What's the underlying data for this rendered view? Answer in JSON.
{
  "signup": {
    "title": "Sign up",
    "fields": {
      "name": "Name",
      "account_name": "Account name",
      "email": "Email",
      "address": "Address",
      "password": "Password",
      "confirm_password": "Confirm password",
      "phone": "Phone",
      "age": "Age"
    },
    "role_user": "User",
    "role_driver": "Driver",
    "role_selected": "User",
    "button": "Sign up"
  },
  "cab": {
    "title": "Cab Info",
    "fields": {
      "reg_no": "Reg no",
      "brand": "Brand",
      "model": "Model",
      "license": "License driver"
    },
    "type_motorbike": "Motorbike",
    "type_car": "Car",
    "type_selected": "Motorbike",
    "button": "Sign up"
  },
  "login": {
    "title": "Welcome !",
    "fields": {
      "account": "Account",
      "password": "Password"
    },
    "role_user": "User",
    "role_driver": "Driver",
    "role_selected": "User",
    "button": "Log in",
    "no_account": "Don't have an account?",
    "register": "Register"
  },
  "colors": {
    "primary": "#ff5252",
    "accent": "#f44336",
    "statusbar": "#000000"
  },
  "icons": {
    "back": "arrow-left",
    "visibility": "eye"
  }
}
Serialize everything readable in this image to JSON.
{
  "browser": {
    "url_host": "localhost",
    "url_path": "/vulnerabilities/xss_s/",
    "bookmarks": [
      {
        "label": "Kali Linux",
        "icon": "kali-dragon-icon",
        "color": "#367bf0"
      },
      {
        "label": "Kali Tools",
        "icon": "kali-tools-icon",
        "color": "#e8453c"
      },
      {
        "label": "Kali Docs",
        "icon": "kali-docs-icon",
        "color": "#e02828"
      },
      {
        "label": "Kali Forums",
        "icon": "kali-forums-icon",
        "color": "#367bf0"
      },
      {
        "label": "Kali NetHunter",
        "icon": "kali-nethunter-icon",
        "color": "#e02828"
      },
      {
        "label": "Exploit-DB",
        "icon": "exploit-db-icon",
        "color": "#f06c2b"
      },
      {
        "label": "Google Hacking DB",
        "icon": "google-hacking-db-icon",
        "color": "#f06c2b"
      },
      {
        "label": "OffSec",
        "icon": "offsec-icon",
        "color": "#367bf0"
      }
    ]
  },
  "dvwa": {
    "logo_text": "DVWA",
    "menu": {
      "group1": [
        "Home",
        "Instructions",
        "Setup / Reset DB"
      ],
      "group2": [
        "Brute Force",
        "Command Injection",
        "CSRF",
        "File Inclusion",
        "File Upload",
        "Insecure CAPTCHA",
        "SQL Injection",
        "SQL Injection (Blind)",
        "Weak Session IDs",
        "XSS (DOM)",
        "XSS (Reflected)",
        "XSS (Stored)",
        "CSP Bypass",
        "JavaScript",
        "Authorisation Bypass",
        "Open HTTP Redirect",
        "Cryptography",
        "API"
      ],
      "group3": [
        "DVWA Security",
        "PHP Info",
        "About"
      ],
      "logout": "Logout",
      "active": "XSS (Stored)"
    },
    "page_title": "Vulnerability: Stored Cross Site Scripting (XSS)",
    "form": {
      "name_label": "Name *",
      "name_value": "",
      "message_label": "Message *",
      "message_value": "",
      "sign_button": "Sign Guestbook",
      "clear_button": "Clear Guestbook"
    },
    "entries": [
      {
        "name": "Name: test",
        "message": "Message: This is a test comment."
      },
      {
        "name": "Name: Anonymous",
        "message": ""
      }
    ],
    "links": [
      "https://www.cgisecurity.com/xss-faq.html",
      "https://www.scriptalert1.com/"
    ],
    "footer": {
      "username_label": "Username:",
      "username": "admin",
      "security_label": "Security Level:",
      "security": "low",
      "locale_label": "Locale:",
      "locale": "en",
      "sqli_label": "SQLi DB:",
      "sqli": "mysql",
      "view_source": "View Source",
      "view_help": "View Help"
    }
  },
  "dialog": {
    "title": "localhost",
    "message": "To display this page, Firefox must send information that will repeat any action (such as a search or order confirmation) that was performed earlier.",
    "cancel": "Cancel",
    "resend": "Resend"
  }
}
•••••
» Problem details: Print the whole listing exactly as it is.

» Solution:
What's the underlying data for this rendered view? Answer in JSON.
{
  "signup": {
    "title": "Sign up",
    "fields": {
      "name": "Name",
      "account_name": "Account name",
      "email": "Email",
      "address": "Address",
      "password": "Password",
      "confirm_password": "Confirm password",
      "phone": "Phone",
      "age": "Age"
    },
    "role_user": "User",
    "role_driver": "Driver",
    "role_selected": "User",
    "button": "Sign up"
  },
  "cab": {
    "title": "Cab Info",
    "fields": {
      "reg_no": "Reg no",
      "brand": "Brand",
      "model": "Model",
      "license": "License driver"
    },
    "type_motorbike": "Motorbike",
    "type_car": "Car",
    "type_selected": "Motorbike",
    "button": "Sign up"
  },
  "login": {
    "title": "Welcome !",
    "fields": {
      "account": "Account",
      "password": "Password"
    },
    "role_user": "User",
    "role_driver": "Driver",
    "role_selected": "User",
    "button": "Log in",
    "no_account": "Don't have an account?",
    "register": "Register"
  },
  "colors": {
    "primary": "#ff5252",
    "accent": "#f44336",
    "statusbar": "#000000"
  },
  "icons": {
    "back": "arrow-left",
    "visibility": "eye"
  }
}
Serialize everything readable in this image to JSON.
{
  "browser": {
    "url_host": "localhost",
    "url_path": "/vulnerabilities/xss_s/",
    "bookmarks": [
      {
        "label": "Kali Linux",
        "icon": "kali-dragon-icon",
        "color": "#367bf0"
      },
      {
        "label": "Kali Tools",
        "icon": "kali-tools-icon",
        "color": "#e8453c"
      },
      {
        "label": "Kali Docs",
        "icon": "kali-docs-icon",
        "color": "#e02828"
      },
      {
        "label": "Kali Forums",
        "icon": "kali-forums-icon",
        "color": "#367bf0"
      },
      {
        "label": "Kali NetHunter",
        "icon": "kali-nethunter-icon",
        "color": "#e02828"
      },
      {
        "label": "Exploit-DB",
        "icon": "exploit-db-icon",
        "color": "#f06c2b"
      },
      {
        "label": "Google Hacking DB",
        "icon": "google-hacking-db-icon",
        "color": "#f06c2b"
      },
      {
        "label": "OffSec",
        "icon": "offsec-icon",
        "color": "#367bf0"
      }
    ]
  },
  "dvwa": {
    "logo_text": "DVWA",
    "menu": {
      "group1": [
        "Home",
        "Instructions",
        "Setup / Reset DB"
      ],
      "group2": [
        "Brute Force",
        "Command Injection",
        "CSRF",
        "File Inclusion",
        "File Upload",
        "Insecure CAPTCHA",
        "SQL Injection",
        "SQL Injection (Blind)",
        "Weak Session IDs",
        "XSS (DOM)",
        "XSS (Reflected)",
        "XSS (Stored)",
        "CSP Bypass",
        "JavaScript",
        "Authorisation Bypass",
        "Open HTTP Redirect",
        "Cryptography",
        "API"
      ],
      "group3": [
        "DVWA Security",
        "PHP Info",
        "About"
      ],
      "logout": "Logout",
      "active": "XSS (Stored)"
    },
    "page_title": "Vulnerability: Stored Cross Site Scripting (XSS)",
    "form": {
      "name_label": "Name *",
      "name_value": "",
      "message_label": "Message *",
      "message_value": "",
      "sign_button": "Sign Guestbook",
      "clear_button": "Clear Guestbook"
    },
    "entries": [
      {
        "name": "Name: test",
        "message": "Message: This is a test comment."
      },
      {
        "name": "Name: Anonymous",
        "message": ""
      }
    ],
    "links": [
      "https://www.cgisecurity.com/xss-faq.html",
      "https://www.scriptalert1.com/"
    ],
    "footer": {
      "username_label": "Username:",
      "username": "admin",
      "security_label": "Security Level:",
      "security": "low",
      "locale_label": "Locale:",
      "locale": "en",
      "sqli_label": "SQLi DB:",
      "sqli": "mysql",
      "view_source": "View Source",
      "view_help": "View Help"
    }
  },
  "dialog": {
    "title": "localhost",
    "message": "To display this page, Firefox must send information that will repeat any action (such as a search or order confirmation) that was performed earlier.",
    "cancel": "Cancel",
    "resend": "Resend"
  }
}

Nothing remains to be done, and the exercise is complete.